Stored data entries
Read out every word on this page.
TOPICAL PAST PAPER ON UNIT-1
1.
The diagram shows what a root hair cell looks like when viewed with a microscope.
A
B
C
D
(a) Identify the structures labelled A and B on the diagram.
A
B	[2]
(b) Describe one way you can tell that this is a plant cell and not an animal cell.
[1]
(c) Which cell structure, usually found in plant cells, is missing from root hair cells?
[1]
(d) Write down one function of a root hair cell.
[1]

_EXERCISE PROMPT_
Copy each record exactly, leaving nothing out.

_TASK ANSWER_
Read out every word on this page.
TOPICAL PAST PAPER ON UNIT-1
1.
The diagram shows what a root hair cell looks like when viewed with a microscope.
A
B
C
D
(a) Identify the structures labelled A and B on the diagram.
A
B	[2]
(b) Describe one way you can tell that this is a plant cell and not an animal cell.
[1]
(c) Which cell structure, usually found in plant cells, is missing from root hair cells?
[1]
(d) Write down one function of a root hair cell.
[1]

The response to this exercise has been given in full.